* THE REQUEST: Reproduce the listing verbatim.
DATA SHOWN start
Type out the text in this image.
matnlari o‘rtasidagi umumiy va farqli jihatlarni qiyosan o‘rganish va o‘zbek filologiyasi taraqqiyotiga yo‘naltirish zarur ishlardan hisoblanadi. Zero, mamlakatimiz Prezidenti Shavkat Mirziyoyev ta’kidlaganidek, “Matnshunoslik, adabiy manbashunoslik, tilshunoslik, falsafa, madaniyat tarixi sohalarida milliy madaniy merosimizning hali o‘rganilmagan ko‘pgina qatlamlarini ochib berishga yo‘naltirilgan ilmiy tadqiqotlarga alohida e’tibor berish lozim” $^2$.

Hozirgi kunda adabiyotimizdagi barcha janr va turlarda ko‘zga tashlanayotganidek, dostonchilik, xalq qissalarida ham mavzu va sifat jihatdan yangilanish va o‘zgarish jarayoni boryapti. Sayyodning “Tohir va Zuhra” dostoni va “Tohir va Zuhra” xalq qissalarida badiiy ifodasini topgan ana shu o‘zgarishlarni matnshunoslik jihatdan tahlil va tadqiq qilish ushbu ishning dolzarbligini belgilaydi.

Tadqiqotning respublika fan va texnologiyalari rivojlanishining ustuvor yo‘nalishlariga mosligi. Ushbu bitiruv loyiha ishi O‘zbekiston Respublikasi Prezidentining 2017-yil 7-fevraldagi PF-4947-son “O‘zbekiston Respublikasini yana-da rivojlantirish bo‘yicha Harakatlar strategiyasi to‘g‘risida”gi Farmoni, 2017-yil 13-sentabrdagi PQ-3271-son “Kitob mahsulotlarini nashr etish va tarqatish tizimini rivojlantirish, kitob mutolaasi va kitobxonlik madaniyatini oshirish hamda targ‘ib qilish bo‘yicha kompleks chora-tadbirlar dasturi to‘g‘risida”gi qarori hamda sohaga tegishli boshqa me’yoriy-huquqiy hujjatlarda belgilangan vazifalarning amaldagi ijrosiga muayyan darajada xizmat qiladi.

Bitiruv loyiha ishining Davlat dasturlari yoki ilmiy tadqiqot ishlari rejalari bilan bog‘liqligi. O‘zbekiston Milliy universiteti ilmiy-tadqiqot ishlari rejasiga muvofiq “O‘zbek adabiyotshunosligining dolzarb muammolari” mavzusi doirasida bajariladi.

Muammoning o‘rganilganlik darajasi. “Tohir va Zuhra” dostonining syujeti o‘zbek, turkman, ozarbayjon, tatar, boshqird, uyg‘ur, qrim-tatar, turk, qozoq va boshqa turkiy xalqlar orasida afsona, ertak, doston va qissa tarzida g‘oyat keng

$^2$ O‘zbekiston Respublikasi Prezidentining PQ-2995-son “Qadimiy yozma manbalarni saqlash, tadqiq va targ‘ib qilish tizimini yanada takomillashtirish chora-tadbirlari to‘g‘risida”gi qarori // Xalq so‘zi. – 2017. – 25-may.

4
DATA SHOWN end
* SOLUTION BELOW:
Type out the text in this image.
matnlari o‘rtasidagi umumiy va farqli jihatlarni qiyosan o‘rganish va o‘zbek filologiyasi taraqqiyotiga yo‘naltirish zarur ishlardan hisoblanadi. Zero, mamlakatimiz Prezidenti Shavkat Mirziyoyev ta’kidlaganidek, “Matnshunoslik, adabiy manbashunoslik, tilshunoslik, falsafa, madaniyat tarixi sohalarida milliy madaniy merosimizning hali o‘rganilmagan ko‘pgina qatlamlarini ochib berishga yo‘naltirilgan ilmiy tadqiqotlarga alohida e’tibor berish lozim” $^2$.

Hozirgi kunda adabiyotimizdagi barcha janr va turlarda ko‘zga tashlanayotganidek, dostonchilik, xalq qissalarida ham mavzu va sifat jihatdan yangilanish va o‘zgarish jarayoni boryapti. Sayyodning “Tohir va Zuhra” dostoni va “Tohir va Zuhra” xalq qissalarida badiiy ifodasini topgan ana shu o‘zgarishlarni matnshunoslik jihatdan tahlil va tadqiq qilish ushbu ishning dolzarbligini belgilaydi.

Tadqiqotning respublika fan va texnologiyalari rivojlanishining ustuvor yo‘nalishlariga mosligi. Ushbu bitiruv loyiha ishi O‘zbekiston Respublikasi Prezidentining 2017-yil 7-fevraldagi PF-4947-son “O‘zbekiston Respublikasini yana-da rivojlantirish bo‘yicha Harakatlar strategiyasi to‘g‘risida”gi Farmoni, 2017-yil 13-sentabrdagi PQ-3271-son “Kitob mahsulotlarini nashr etish va tarqatish tizimini rivojlantirish, kitob mutolaasi va kitobxonlik madaniyatini oshirish hamda targ‘ib qilish bo‘yicha kompleks chora-tadbirlar dasturi to‘g‘risida”gi qarori hamda sohaga tegishli boshqa me’yoriy-huquqiy hujjatlarda belgilangan vazifalarning amaldagi ijrosiga muayyan darajada xizmat qiladi.

Bitiruv loyiha ishining Davlat dasturlari yoki ilmiy tadqiqot ishlari rejalari bilan bog‘liqligi. O‘zbekiston Milliy universiteti ilmiy-tadqiqot ishlari rejasiga muvofiq “O‘zbek adabiyotshunosligining dolzarb muammolari” mavzusi doirasida bajariladi.

Muammoning o‘rganilganlik darajasi. “Tohir va Zuhra” dostonining syujeti o‘zbek, turkman, ozarbayjon, tatar, boshqird, uyg‘ur, qrim-tatar, turk, qozoq va boshqa turkiy xalqlar orasida afsona, ertak, doston va qissa tarzida g‘oyat keng

$^2$ O‘zbekiston Respublikasi Prezidentining PQ-2995-son “Qadimiy yozma manbalarni saqlash, tadqiq va targ‘ib qilish tizimini yanada takomillashtirish chora-tadbirlari to‘g‘risida”gi qarori // Xalq so‘zi. – 2017. – 25-may.

4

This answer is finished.